--- START Data section ---
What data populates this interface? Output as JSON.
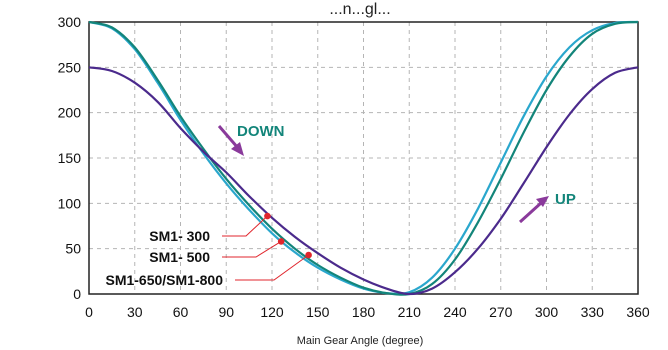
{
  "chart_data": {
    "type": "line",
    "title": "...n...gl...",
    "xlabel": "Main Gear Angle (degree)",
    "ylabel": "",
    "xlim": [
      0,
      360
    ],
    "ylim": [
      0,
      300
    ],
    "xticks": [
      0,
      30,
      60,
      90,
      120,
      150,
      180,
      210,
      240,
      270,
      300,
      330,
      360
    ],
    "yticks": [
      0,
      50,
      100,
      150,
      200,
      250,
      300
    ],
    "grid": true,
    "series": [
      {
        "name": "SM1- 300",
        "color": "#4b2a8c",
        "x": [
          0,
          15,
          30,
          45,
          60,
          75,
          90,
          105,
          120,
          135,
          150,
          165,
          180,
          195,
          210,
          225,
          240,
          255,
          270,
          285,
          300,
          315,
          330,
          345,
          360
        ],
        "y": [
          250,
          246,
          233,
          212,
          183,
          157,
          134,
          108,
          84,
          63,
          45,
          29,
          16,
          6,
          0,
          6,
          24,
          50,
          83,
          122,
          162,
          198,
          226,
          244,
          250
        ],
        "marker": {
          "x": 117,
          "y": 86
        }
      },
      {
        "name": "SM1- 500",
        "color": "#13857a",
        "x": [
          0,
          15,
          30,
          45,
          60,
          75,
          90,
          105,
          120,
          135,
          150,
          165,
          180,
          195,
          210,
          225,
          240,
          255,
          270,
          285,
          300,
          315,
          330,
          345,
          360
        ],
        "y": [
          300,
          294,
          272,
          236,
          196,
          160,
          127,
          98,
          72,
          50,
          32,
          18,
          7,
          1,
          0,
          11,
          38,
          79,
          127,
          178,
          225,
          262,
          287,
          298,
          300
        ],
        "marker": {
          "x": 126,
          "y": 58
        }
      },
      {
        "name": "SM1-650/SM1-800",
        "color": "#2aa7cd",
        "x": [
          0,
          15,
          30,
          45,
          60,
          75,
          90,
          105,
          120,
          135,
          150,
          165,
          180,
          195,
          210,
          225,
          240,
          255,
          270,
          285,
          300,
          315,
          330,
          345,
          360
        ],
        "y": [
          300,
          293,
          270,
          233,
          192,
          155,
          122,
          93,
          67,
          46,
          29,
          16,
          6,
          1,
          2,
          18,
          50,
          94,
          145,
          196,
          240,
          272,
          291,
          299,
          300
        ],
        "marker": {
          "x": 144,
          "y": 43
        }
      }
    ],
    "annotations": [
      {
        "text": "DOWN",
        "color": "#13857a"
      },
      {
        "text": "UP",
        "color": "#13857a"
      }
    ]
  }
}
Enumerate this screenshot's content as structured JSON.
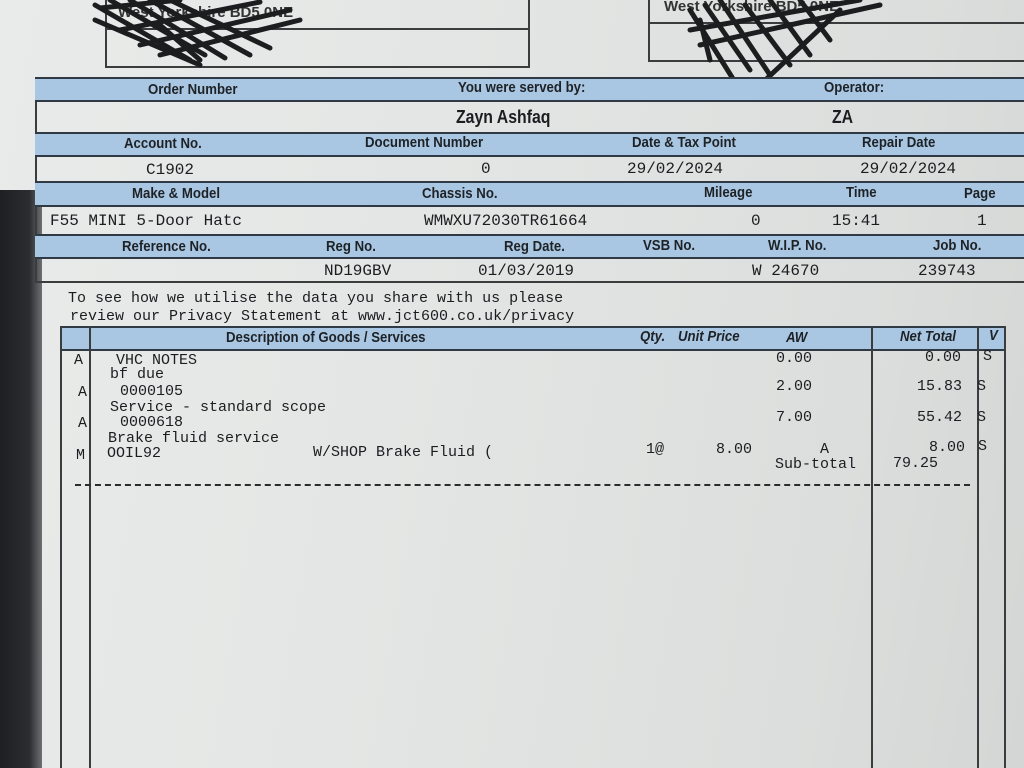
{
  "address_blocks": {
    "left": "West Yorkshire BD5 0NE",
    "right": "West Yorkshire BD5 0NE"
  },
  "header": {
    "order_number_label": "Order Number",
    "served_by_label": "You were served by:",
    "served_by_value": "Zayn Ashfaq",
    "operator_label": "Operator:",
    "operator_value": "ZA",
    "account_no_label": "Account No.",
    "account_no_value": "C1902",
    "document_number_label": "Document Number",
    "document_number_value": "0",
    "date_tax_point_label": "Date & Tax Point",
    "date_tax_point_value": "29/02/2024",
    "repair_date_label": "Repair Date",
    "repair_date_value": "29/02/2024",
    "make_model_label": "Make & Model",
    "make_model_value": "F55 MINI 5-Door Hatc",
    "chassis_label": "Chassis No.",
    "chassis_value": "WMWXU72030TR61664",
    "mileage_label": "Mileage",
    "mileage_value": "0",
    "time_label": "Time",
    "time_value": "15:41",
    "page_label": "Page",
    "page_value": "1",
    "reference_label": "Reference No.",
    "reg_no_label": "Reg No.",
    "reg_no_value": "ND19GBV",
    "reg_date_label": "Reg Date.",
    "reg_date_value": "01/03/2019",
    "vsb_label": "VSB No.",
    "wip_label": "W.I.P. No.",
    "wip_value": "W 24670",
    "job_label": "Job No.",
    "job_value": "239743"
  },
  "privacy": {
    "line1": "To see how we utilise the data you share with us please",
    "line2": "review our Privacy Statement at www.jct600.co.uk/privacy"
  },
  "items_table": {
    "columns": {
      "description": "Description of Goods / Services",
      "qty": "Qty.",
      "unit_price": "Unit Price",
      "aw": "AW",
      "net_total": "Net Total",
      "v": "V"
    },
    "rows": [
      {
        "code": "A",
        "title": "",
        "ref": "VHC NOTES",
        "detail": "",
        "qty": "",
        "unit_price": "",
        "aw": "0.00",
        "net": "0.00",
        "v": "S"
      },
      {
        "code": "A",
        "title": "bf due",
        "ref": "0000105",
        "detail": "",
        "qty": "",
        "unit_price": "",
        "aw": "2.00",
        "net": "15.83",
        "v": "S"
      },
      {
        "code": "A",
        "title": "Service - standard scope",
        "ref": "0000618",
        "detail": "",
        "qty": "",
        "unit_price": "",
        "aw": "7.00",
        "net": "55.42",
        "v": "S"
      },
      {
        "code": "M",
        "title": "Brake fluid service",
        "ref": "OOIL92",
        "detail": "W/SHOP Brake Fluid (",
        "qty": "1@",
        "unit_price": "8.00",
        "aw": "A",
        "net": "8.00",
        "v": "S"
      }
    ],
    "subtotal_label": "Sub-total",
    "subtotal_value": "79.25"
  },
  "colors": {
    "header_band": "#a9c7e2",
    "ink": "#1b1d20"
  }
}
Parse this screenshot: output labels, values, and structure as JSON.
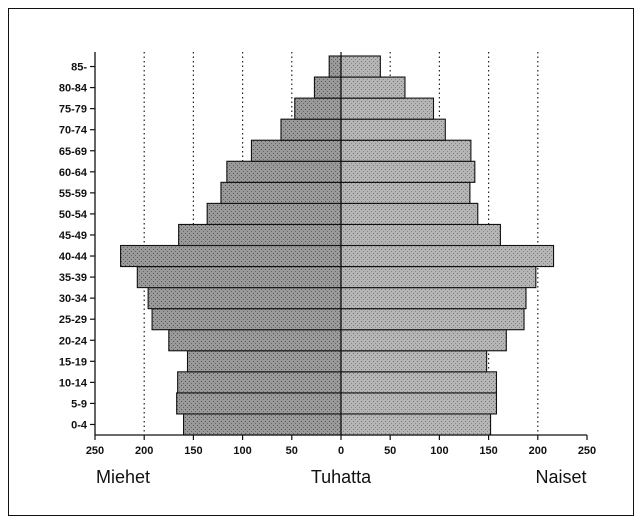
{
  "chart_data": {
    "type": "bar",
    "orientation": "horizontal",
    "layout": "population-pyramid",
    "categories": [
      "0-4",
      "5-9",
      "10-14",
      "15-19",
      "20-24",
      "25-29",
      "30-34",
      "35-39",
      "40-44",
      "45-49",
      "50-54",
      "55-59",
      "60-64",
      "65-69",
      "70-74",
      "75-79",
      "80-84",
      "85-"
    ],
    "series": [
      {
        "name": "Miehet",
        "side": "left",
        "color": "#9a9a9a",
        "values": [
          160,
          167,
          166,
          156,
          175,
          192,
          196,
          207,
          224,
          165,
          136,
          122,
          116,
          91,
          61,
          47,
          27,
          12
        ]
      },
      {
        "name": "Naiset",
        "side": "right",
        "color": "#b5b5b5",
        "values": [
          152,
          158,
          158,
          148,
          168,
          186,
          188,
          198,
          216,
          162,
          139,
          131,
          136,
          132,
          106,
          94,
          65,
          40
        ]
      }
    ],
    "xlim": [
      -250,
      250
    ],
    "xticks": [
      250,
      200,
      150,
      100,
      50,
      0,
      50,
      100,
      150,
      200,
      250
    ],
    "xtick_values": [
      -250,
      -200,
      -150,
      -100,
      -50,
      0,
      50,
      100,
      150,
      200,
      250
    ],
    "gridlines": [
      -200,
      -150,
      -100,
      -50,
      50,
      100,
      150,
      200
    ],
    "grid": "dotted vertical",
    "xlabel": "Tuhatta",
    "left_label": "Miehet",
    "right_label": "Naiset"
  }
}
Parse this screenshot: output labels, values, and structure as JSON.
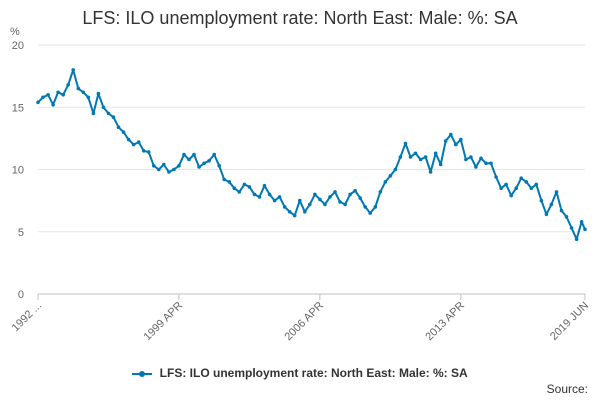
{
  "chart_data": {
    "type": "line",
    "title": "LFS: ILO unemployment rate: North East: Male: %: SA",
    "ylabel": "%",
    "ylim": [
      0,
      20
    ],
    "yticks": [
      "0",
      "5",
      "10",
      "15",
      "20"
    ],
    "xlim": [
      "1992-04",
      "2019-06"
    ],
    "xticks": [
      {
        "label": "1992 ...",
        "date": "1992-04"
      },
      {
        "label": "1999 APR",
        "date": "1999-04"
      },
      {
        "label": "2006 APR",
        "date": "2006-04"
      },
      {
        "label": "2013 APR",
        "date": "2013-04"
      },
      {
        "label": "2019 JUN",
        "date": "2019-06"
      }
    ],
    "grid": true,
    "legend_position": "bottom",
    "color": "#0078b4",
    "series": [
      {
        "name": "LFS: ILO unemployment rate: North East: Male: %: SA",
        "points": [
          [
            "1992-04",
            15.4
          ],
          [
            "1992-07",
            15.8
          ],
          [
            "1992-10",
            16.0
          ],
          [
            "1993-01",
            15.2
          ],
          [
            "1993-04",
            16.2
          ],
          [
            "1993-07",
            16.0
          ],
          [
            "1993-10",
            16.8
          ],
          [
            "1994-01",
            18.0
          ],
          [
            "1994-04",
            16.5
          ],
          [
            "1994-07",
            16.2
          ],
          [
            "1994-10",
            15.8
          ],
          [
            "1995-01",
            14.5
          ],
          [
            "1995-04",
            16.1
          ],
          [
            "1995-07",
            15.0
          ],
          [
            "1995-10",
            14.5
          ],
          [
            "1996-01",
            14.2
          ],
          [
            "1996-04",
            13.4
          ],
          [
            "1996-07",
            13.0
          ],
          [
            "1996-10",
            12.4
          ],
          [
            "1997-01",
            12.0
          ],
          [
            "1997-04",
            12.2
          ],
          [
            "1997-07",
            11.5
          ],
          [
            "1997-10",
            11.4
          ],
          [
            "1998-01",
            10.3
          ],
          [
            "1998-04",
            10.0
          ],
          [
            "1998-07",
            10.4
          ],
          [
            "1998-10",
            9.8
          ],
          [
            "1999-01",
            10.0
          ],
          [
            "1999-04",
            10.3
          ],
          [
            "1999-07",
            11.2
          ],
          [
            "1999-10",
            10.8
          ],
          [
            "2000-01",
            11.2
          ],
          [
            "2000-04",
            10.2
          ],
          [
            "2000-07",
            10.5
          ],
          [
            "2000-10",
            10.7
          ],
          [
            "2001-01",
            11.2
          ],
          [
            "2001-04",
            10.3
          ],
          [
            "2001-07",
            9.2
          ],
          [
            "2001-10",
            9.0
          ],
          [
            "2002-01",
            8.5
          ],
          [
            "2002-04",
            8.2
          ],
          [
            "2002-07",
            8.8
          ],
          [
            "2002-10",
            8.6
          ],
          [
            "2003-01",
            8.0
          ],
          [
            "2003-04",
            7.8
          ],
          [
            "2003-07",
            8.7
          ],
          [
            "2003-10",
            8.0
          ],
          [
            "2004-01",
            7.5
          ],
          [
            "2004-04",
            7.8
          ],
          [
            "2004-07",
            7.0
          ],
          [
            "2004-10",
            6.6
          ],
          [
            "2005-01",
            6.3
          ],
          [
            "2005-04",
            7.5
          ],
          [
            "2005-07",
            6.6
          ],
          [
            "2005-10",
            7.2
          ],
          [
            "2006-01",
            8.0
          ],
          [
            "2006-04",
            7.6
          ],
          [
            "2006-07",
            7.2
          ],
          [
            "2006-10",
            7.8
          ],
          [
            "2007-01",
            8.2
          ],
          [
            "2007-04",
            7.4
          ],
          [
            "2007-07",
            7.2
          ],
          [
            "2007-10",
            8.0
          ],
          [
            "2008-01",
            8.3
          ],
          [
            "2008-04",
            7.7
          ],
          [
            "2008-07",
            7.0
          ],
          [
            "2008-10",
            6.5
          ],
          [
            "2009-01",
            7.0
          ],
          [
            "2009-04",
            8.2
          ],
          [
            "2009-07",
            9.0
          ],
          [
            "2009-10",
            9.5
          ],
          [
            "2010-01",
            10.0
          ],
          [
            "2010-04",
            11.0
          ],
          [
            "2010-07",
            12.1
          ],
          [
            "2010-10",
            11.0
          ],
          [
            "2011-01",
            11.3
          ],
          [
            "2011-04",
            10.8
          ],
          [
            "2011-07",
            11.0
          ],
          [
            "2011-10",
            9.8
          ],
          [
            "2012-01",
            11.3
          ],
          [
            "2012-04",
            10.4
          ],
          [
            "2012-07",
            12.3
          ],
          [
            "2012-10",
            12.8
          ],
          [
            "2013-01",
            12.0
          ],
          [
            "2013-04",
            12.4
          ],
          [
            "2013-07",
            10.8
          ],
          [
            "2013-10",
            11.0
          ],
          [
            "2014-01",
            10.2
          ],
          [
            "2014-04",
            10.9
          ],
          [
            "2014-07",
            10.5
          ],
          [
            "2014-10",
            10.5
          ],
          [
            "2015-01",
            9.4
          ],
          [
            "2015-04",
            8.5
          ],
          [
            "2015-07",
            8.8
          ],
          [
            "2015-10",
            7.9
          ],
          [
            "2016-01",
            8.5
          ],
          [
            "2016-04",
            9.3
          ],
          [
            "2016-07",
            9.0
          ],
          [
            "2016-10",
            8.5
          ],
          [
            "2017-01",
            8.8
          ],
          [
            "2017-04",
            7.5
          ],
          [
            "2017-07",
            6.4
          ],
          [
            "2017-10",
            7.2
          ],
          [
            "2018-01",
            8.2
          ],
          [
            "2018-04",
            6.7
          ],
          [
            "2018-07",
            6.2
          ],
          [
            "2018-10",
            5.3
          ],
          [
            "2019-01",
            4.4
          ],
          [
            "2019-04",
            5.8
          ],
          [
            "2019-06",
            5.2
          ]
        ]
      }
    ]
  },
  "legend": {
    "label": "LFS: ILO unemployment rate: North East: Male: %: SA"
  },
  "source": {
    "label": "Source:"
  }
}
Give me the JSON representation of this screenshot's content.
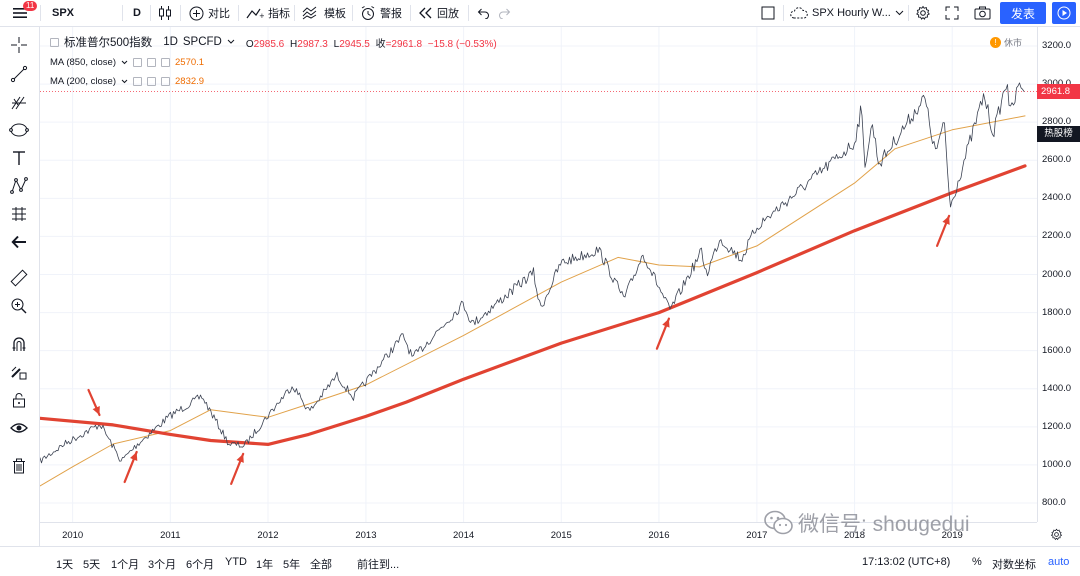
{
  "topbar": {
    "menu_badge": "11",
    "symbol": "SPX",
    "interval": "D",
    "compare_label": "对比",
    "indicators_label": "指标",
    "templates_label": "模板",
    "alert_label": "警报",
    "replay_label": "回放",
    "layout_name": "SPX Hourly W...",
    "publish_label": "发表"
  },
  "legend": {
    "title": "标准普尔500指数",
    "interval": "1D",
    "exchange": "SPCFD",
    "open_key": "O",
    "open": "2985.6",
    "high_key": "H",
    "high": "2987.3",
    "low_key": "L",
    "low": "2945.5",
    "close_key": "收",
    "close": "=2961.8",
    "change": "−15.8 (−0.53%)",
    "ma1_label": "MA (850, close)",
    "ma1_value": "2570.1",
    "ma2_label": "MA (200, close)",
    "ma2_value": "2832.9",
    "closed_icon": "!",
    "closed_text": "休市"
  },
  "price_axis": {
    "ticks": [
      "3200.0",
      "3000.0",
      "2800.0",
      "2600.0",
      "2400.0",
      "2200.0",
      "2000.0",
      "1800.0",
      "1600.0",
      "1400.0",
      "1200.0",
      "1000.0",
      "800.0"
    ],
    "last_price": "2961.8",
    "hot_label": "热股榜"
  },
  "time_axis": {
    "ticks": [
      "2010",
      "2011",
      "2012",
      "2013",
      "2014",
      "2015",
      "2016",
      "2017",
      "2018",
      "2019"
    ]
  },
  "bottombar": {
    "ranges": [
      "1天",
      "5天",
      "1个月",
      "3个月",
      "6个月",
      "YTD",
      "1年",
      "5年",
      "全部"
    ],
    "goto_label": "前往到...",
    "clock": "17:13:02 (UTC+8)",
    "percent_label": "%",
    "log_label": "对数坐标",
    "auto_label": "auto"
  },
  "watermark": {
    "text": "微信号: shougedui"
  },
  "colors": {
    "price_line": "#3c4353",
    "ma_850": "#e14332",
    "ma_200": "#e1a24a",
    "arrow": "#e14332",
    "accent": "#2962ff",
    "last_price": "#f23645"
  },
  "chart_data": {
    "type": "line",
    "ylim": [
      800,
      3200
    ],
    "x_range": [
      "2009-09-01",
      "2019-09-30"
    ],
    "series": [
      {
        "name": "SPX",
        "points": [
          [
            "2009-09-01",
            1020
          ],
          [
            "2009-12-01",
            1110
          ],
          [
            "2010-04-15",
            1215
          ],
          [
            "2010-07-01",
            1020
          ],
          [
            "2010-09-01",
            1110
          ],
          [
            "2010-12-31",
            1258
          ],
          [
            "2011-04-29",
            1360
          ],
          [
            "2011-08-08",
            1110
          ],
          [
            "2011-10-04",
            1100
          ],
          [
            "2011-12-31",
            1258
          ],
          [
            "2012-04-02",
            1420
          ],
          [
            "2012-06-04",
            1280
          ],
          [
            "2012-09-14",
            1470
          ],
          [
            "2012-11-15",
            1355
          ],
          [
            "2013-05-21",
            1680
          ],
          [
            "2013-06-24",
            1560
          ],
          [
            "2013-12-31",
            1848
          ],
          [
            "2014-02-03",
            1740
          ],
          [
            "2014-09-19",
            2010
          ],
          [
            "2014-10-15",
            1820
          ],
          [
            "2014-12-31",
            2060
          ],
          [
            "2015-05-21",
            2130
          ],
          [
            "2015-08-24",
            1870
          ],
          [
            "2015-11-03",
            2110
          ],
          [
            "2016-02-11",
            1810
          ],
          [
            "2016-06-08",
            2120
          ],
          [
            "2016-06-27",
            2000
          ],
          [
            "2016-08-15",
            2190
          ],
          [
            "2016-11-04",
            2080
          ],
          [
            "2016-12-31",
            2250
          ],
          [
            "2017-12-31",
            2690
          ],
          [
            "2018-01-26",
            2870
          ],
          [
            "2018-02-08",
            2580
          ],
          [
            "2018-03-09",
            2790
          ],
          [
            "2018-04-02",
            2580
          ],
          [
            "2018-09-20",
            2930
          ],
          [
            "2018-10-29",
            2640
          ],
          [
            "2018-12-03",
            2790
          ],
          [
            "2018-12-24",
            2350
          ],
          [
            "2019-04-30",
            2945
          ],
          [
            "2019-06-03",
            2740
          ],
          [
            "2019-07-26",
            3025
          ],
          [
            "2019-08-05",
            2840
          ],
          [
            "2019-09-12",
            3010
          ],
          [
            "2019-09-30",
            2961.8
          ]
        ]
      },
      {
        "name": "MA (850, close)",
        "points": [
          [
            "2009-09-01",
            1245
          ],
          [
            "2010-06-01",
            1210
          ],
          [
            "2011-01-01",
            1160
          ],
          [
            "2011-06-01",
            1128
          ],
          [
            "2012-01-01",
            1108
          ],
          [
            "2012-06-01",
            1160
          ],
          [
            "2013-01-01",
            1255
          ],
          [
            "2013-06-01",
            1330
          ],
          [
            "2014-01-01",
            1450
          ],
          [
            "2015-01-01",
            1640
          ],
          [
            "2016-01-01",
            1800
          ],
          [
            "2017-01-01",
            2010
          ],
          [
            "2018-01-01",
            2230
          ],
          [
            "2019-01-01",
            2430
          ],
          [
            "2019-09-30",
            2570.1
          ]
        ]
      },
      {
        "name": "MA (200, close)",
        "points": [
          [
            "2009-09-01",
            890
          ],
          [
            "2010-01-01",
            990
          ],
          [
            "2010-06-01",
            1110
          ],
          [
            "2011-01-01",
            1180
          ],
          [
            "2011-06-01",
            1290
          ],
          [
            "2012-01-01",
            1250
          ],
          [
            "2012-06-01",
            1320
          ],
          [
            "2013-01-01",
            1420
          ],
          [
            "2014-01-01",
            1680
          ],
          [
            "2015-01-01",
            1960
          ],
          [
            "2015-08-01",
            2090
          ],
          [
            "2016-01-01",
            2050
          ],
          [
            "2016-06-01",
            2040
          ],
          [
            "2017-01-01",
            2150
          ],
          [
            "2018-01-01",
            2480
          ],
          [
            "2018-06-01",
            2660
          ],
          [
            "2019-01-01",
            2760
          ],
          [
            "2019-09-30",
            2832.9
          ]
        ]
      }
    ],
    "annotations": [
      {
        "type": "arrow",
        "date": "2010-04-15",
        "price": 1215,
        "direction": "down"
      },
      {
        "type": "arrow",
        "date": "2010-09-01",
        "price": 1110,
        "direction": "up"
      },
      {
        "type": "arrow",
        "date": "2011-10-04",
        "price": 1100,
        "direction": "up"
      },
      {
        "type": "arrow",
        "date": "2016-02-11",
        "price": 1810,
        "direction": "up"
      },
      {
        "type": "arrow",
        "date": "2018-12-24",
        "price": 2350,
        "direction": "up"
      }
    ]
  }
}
--- END Data section ---
▸ Problem description
Where a line of the records above holds the word "privacy", copy that line.

▸ Finished answer
  "privacy": {
    "line2": "review our Privacy Statement at www.jct600.co.uk/privacy"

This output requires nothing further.